━━━ DATASET EXTRACT ━━━
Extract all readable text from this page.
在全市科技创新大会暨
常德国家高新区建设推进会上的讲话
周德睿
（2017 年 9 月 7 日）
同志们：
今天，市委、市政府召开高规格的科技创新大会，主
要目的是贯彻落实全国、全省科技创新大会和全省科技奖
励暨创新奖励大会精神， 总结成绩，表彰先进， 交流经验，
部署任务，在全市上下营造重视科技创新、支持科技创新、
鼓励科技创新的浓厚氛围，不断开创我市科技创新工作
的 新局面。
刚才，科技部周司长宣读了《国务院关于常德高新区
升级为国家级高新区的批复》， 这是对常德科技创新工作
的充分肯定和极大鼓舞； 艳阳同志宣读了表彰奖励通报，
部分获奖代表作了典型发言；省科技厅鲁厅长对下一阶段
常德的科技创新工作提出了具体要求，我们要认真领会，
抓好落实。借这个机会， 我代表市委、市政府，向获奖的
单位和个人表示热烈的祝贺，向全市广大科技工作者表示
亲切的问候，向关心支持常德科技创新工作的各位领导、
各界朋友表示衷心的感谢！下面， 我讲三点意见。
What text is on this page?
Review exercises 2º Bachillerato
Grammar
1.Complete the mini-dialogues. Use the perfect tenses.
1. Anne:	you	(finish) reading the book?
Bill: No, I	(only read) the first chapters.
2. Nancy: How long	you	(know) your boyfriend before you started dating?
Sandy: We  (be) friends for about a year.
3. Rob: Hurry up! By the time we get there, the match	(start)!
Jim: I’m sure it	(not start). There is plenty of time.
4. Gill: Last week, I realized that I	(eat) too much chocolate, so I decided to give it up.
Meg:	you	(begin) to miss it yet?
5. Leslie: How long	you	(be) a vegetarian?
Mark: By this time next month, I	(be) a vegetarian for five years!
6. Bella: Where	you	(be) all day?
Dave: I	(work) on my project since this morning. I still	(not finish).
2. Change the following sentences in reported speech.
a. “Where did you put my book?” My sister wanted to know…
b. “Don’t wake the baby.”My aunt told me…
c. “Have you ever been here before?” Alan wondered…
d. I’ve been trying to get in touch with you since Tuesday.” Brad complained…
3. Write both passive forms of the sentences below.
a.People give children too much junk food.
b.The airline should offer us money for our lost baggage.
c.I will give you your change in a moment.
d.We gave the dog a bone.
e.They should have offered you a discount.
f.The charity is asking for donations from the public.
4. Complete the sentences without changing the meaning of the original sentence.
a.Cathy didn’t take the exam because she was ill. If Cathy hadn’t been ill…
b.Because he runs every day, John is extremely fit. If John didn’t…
━━━
STATED EXERCISE | Retype every entry above, word for word.

WRITTEN RESPONSE |
Extract all readable text from this page.
在全市科技创新大会暨
常德国家高新区建设推进会上的讲话
周德睿
（2017 年 9 月 7 日）
同志们：
今天，市委、市政府召开高规格的科技创新大会，主
要目的是贯彻落实全国、全省科技创新大会和全省科技奖
励暨创新奖励大会精神， 总结成绩，表彰先进， 交流经验，
部署任务，在全市上下营造重视科技创新、支持科技创新、
鼓励科技创新的浓厚氛围，不断开创我市科技创新工作
的 新局面。
刚才，科技部周司长宣读了《国务院关于常德高新区
升级为国家级高新区的批复》， 这是对常德科技创新工作
的充分肯定和极大鼓舞； 艳阳同志宣读了表彰奖励通报，
部分获奖代表作了典型发言；省科技厅鲁厅长对下一阶段
常德的科技创新工作提出了具体要求，我们要认真领会，
抓好落实。借这个机会， 我代表市委、市政府，向获奖的
单位和个人表示热烈的祝贺，向全市广大科技工作者表示
亲切的问候，向关心支持常德科技创新工作的各位领导、
各界朋友表示衷心的感谢！下面， 我讲三点意见。
What text is on this page?
Review exercises 2º Bachillerato
Grammar
1.Complete the mini-dialogues. Use the perfect tenses.
1. Anne:	you	(finish) reading the book?
Bill: No, I	(only read) the first chapters.
2. Nancy: How long	you	(know) your boyfriend before you started dating?
Sandy: We  (be) friends for about a year.
3. Rob: Hurry up! By the time we get there, the match	(start)!
Jim: I’m sure it	(not start). There is plenty of time.
4. Gill: Last week, I realized that I	(eat) too much chocolate, so I decided to give it up.
Meg:	you	(begin) to miss it yet?
5. Leslie: How long	you	(be) a vegetarian?
Mark: By this time next month, I	(be) a vegetarian for five years!
6. Bella: Where	you	(be) all day?
Dave: I	(work) on my project since this morning. I still	(not finish).
2. Change the following sentences in reported speech.
a. “Where did you put my book?” My sister wanted to know…
b. “Don’t wake the baby.”My aunt told me…
c. “Have you ever been here before?” Alan wondered…
d. I’ve been trying to get in touch with you since Tuesday.” Brad complained…
3. Write both passive forms of the sentences below.
a.People give children too much junk food.
b.The airline should offer us money for our lost baggage.
c.I will give you your change in a moment.
d.We gave the dog a bone.
e.They should have offered you a discount.
f.The charity is asking for donations from the public.
4. Complete the sentences without changing the meaning of the original sentence.
a.Cathy didn’t take the exam because she was ill. If Cathy hadn’t been ill…
b.Because he runs every day, John is extremely fit. If John didn’t…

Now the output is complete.